WHAT IS EXPECTED » Below is a block of records; return all of them exactly, but without the images.

(Records from a collection of figures)
--*--

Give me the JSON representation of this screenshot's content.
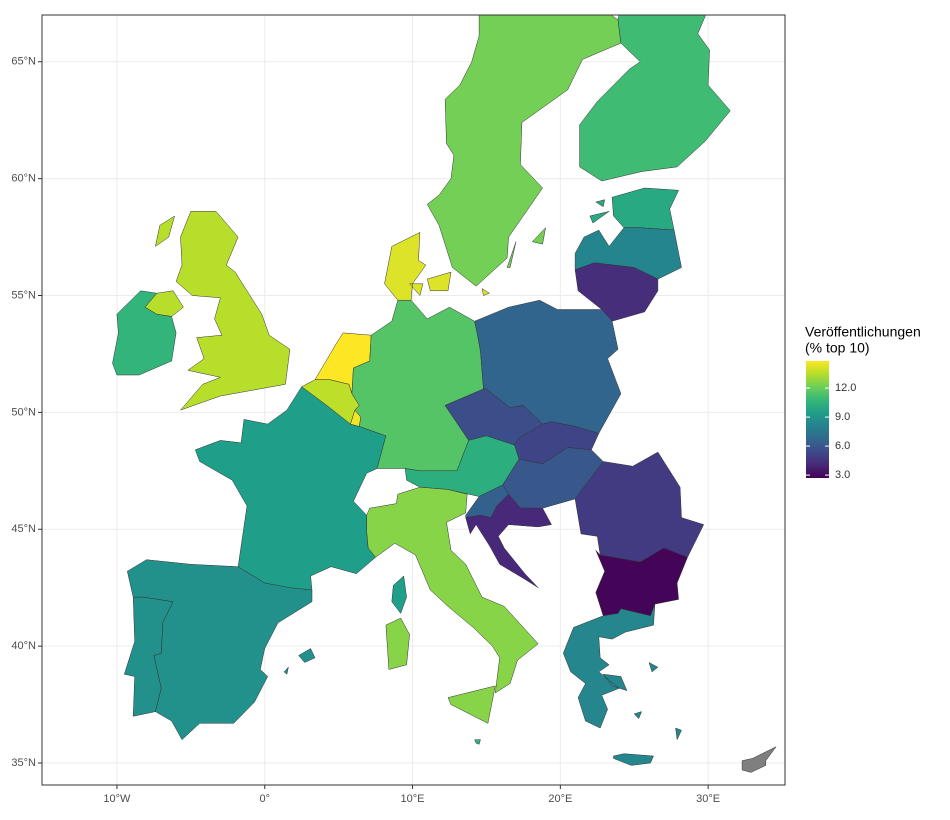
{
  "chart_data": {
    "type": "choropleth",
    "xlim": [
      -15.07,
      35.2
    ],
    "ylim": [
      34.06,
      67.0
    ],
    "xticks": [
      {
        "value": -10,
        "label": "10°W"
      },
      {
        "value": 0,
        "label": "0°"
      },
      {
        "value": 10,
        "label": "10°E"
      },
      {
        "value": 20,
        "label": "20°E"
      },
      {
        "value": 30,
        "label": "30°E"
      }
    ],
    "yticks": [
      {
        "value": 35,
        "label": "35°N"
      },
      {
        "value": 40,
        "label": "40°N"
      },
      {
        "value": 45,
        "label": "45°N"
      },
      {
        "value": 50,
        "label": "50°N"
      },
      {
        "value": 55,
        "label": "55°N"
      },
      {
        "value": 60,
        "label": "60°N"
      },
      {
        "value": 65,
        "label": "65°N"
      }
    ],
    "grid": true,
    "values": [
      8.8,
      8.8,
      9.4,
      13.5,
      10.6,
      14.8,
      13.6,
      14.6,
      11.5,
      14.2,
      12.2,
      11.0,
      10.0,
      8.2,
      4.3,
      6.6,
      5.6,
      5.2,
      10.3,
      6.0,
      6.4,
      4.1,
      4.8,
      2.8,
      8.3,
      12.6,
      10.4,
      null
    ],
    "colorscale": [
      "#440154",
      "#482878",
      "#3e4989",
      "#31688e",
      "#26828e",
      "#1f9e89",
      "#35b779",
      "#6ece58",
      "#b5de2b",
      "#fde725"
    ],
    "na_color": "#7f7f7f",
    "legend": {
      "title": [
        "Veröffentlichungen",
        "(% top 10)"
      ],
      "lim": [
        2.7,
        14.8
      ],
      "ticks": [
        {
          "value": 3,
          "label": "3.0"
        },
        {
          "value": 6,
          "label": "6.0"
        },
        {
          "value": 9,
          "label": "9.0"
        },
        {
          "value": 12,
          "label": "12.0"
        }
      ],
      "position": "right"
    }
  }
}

--*--

WRITTEN ANSWER »
Give me the JSON representation of this screenshot's content.
{
  "chart_data": {
    "type": "choropleth",
    "xlim": [
      -15.07,
      35.2
    ],
    "ylim": [
      34.06,
      67.0
    ],
    "xticks": [
      {
        "value": -10,
        "label": "10°W"
      },
      {
        "value": 0,
        "label": "0°"
      },
      {
        "value": 10,
        "label": "10°E"
      },
      {
        "value": 20,
        "label": "20°E"
      },
      {
        "value": 30,
        "label": "30°E"
      }
    ],
    "yticks": [
      {
        "value": 35,
        "label": "35°N"
      },
      {
        "value": 40,
        "label": "40°N"
      },
      {
        "value": 45,
        "label": "45°N"
      },
      {
        "value": 50,
        "label": "50°N"
      },
      {
        "value": 55,
        "label": "55°N"
      },
      {
        "value": 60,
        "label": "60°N"
      },
      {
        "value": 65,
        "label": "65°N"
      }
    ],
    "grid": true,
    "values": [
      8.8,
      8.8,
      9.4,
      13.5,
      10.6,
      14.8,
      13.6,
      14.6,
      11.5,
      14.2,
      12.2,
      11.0,
      10.0,
      8.2,
      4.3,
      6.6,
      5.6,
      5.2,
      10.3,
      6.0,
      6.4,
      4.1,
      4.8,
      2.8,
      8.3,
      12.6,
      10.4,
      null
    ],
    "colorscale": [
      "#440154",
      "#482878",
      "#3e4989",
      "#31688e",
      "#26828e",
      "#1f9e89",
      "#35b779",
      "#6ece58",
      "#b5de2b",
      "#fde725"
    ],
    "na_color": "#7f7f7f",
    "legend": {
      "title": [
        "Veröffentlichungen",
        "(% top 10)"
      ],
      "lim": [
        2.7,
        14.8
      ],
      "ticks": [
        {
          "value": 3,
          "label": "3.0"
        },
        {
          "value": 6,
          "label": "6.0"
        },
        {
          "value": 9,
          "label": "9.0"
        },
        {
          "value": 12,
          "label": "12.0"
        }
      ],
      "position": "right"
    }
  }
}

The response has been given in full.